╭─ Stored rows

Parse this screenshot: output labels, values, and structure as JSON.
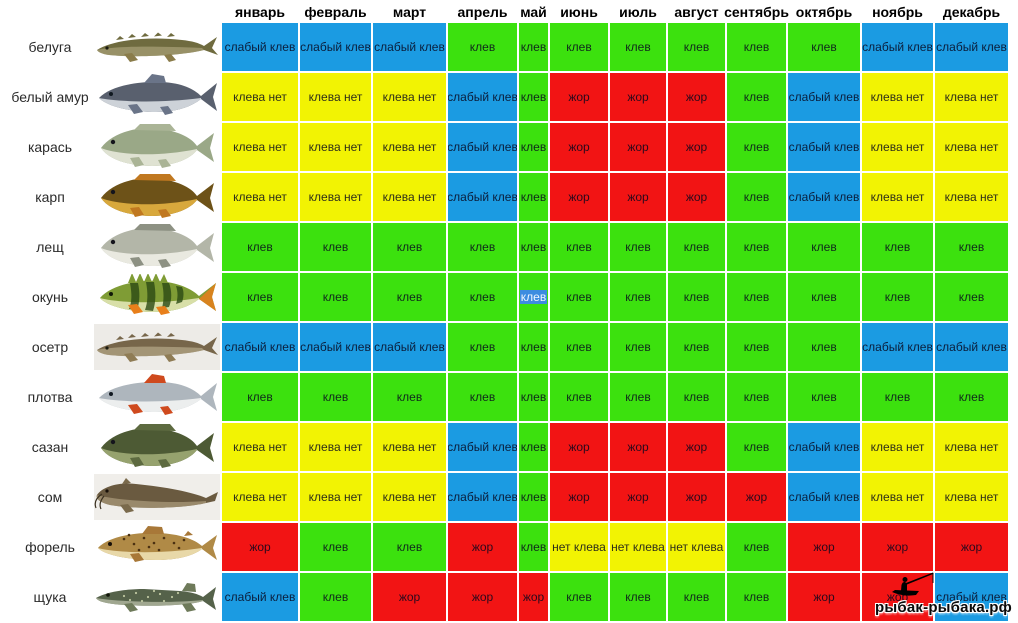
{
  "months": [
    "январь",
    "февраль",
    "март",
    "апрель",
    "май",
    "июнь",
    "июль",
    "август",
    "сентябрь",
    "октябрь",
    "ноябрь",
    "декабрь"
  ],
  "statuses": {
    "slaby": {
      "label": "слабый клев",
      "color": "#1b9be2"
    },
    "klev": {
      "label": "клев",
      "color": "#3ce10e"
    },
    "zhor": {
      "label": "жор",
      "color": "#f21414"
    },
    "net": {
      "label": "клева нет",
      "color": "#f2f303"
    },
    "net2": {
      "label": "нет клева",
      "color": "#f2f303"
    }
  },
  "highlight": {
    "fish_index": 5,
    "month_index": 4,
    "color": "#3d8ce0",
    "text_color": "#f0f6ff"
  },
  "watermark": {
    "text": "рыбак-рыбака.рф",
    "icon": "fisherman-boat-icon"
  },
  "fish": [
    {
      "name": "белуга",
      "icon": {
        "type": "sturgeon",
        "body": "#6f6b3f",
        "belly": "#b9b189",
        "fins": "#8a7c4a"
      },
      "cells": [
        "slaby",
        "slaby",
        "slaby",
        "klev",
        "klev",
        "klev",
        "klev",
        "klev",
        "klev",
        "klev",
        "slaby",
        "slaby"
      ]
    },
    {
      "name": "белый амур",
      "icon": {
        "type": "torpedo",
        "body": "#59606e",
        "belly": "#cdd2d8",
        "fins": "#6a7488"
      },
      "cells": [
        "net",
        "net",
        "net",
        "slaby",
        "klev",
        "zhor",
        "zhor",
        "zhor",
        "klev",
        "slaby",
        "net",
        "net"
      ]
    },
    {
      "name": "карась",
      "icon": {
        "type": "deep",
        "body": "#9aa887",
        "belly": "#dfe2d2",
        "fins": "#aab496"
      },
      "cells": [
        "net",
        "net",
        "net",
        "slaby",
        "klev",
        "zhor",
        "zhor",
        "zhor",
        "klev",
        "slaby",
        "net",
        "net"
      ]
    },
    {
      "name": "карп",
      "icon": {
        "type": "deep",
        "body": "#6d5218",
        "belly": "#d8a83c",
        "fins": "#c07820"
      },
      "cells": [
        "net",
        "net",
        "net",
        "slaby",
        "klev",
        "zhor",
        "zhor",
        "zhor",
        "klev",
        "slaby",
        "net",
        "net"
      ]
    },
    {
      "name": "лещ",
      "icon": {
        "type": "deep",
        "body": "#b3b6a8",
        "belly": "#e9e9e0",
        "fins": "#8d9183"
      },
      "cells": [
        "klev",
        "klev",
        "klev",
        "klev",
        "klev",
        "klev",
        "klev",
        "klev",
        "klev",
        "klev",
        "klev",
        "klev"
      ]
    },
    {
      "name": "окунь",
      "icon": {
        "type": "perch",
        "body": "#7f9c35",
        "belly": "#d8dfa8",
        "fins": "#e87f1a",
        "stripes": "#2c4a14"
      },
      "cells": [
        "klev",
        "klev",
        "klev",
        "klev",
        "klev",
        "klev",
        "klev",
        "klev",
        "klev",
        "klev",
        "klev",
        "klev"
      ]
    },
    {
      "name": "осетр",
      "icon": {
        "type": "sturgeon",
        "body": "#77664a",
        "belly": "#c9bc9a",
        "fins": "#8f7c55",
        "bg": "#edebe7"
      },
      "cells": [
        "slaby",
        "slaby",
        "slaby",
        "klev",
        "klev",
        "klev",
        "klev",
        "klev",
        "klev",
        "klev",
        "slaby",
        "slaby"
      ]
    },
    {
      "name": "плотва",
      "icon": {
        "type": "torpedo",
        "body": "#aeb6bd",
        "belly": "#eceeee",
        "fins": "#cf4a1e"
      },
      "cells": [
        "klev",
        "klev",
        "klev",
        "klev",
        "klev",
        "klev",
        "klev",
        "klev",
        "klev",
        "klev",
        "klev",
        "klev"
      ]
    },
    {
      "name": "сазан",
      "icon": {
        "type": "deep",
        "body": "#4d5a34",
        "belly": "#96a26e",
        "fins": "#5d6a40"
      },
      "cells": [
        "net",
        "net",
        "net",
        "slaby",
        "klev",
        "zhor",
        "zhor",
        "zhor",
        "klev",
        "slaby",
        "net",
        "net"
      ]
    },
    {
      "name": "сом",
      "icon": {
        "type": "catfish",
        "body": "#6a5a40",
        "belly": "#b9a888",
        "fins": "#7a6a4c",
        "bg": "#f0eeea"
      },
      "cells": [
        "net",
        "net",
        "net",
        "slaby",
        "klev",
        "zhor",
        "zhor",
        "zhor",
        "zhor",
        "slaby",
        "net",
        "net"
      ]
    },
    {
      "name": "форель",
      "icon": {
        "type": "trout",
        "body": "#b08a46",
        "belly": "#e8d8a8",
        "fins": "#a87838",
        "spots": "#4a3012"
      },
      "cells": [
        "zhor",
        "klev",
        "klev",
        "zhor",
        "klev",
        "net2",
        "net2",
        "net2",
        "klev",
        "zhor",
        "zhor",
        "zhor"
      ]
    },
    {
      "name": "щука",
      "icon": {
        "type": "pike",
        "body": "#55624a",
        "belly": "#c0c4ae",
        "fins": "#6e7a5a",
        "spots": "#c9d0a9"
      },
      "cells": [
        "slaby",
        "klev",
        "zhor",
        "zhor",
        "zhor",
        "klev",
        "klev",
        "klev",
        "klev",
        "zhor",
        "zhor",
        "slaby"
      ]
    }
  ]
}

╰─
╭─ Stored rows

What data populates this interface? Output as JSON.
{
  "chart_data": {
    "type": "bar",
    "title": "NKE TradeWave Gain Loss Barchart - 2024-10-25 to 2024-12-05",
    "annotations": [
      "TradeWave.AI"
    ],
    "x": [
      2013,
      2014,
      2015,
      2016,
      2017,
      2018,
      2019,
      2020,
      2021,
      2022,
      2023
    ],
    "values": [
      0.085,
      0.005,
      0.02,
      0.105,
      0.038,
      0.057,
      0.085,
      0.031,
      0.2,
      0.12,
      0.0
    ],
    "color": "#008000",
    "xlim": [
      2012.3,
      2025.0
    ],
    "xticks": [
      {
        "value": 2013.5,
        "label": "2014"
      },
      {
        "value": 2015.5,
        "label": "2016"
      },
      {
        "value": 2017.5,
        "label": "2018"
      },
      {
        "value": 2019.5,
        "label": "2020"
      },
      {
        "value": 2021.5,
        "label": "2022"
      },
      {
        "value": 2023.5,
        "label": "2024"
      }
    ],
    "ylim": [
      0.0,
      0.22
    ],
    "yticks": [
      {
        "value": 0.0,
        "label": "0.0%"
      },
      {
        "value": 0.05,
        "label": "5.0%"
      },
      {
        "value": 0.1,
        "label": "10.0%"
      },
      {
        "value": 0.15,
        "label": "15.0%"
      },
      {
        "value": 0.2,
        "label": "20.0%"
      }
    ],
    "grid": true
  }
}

╰─

= Task brief =
From the records given above, copy all lines containing "values".

= Correct response =
Parse this screenshot: output labels, values, and structure as JSON.
    "values": [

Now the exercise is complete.